> [Extracts from a graphics dataset]
========================

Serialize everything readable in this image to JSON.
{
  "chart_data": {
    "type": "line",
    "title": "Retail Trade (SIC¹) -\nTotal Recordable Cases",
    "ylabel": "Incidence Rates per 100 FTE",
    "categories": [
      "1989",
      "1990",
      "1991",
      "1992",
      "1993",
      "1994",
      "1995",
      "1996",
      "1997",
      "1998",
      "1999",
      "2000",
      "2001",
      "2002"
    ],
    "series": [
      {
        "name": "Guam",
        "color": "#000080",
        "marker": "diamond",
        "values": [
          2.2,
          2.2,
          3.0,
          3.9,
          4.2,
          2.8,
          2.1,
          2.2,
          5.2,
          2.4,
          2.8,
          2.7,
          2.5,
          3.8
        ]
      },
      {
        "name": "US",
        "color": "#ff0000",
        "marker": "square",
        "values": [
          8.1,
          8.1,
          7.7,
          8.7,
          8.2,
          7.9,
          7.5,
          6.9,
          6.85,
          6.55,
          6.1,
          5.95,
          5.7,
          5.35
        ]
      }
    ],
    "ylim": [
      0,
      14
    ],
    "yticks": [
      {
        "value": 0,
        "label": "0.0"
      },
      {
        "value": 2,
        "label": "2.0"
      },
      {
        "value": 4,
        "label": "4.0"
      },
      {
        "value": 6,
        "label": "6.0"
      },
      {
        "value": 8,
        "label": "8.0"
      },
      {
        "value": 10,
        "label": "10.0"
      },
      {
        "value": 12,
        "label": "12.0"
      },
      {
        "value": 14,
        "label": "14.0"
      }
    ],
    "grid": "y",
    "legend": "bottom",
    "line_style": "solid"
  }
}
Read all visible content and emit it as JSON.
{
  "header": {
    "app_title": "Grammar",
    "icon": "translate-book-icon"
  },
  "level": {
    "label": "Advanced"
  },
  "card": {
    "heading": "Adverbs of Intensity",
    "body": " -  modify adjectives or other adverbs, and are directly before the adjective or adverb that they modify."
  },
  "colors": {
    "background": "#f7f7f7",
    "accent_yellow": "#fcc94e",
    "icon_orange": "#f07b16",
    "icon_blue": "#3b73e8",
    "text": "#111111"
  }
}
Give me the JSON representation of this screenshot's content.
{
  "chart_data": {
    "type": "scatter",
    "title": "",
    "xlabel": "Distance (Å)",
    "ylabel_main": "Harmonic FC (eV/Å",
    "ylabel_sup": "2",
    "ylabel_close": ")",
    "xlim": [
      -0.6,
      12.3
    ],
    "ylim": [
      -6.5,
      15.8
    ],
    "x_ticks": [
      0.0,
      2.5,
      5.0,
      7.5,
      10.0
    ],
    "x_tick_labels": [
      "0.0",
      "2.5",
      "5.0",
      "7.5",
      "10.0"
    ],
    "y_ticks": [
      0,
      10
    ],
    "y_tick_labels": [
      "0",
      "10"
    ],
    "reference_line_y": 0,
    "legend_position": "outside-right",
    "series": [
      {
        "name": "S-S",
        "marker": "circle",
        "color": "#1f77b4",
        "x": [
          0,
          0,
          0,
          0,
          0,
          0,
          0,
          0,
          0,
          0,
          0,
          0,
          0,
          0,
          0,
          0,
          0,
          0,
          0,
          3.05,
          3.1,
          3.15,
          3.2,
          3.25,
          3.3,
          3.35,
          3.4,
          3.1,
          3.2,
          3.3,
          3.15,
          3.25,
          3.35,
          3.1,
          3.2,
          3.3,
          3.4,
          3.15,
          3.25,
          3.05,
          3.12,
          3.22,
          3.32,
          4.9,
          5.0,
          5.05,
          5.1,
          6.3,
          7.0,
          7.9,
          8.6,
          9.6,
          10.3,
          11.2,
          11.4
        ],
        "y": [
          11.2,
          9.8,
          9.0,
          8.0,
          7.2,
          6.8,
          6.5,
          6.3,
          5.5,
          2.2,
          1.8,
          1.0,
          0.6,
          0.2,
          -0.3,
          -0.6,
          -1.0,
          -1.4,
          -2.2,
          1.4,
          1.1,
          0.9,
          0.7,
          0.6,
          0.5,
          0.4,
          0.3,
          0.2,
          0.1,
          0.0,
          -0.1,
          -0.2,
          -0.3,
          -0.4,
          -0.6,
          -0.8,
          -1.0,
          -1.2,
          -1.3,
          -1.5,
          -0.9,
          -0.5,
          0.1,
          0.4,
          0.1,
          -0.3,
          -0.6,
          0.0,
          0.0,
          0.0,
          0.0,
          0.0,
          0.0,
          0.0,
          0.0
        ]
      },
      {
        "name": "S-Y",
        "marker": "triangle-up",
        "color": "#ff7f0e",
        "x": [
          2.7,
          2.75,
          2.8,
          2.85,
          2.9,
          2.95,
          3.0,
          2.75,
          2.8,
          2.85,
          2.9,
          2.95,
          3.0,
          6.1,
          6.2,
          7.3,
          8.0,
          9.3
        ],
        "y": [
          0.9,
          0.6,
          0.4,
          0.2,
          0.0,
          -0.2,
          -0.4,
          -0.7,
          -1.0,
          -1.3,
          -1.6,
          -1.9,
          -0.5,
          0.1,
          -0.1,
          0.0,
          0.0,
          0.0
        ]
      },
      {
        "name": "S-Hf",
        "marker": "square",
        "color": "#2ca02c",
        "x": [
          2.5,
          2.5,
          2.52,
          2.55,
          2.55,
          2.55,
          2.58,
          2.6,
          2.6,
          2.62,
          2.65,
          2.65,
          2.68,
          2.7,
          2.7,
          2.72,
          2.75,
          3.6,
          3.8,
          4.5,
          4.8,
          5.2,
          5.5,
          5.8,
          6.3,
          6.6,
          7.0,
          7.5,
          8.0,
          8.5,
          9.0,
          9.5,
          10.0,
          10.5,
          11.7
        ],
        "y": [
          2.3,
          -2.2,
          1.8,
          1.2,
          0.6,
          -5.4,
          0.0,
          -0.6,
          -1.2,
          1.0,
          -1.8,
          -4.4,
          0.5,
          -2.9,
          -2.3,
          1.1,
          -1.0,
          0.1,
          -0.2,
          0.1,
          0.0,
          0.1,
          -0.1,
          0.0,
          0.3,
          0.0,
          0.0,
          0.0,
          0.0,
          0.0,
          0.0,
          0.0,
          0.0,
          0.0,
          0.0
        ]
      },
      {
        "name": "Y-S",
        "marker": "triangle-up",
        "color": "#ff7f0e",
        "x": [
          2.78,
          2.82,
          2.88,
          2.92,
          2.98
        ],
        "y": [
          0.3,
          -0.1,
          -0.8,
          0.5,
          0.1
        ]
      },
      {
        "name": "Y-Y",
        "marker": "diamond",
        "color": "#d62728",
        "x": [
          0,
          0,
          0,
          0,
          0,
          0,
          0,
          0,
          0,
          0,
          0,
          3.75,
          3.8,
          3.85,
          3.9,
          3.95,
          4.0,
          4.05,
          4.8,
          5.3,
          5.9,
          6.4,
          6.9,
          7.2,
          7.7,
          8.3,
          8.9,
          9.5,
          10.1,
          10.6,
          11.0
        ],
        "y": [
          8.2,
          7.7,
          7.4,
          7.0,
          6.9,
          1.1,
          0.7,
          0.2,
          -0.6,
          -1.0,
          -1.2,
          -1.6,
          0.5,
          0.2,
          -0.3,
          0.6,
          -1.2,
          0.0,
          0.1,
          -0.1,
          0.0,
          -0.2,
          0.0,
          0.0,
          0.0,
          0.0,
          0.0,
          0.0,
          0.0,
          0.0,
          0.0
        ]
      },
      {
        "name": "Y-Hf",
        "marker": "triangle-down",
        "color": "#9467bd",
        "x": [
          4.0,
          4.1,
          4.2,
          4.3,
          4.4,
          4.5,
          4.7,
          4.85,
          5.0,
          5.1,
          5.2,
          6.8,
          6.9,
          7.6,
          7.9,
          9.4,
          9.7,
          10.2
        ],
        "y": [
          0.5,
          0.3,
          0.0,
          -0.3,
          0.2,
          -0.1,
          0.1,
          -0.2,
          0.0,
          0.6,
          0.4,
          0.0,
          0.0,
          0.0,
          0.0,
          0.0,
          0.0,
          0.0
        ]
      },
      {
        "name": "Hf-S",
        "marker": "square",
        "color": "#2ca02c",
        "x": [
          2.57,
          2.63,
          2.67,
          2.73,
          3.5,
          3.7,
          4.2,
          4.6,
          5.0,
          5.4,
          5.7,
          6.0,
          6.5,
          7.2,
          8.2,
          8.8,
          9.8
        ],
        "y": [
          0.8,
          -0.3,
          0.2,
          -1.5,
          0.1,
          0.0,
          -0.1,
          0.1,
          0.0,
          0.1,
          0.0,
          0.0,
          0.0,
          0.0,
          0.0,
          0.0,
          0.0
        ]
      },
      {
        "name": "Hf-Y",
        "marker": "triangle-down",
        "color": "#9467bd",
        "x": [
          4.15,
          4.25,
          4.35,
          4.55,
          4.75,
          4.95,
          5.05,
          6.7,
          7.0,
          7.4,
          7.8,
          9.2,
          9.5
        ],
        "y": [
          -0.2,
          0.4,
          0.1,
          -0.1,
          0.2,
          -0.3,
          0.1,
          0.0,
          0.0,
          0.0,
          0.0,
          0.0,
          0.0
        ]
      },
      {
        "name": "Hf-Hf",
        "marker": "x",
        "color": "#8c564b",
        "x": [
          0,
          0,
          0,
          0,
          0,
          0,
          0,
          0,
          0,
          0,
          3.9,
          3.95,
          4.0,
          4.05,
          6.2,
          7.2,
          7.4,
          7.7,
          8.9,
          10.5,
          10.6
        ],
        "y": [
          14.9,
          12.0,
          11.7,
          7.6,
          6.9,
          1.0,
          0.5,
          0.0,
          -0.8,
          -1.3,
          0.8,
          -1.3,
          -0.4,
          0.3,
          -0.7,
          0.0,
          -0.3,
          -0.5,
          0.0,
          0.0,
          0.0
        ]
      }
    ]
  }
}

========================

> [Problem description] Select every line where the word "name" occurs.

> [In response]
        "name": "Guam",
        "name": "US",
        "name": "S-S",
        "name": "S-Y",
        "name": "S-Hf",
        "name": "Y-S",
        "name": "Y-Y",
        "name": "Y-Hf",
        "name": "Hf-S",
        "name": "Hf-Y",
        "name": "Hf-Hf",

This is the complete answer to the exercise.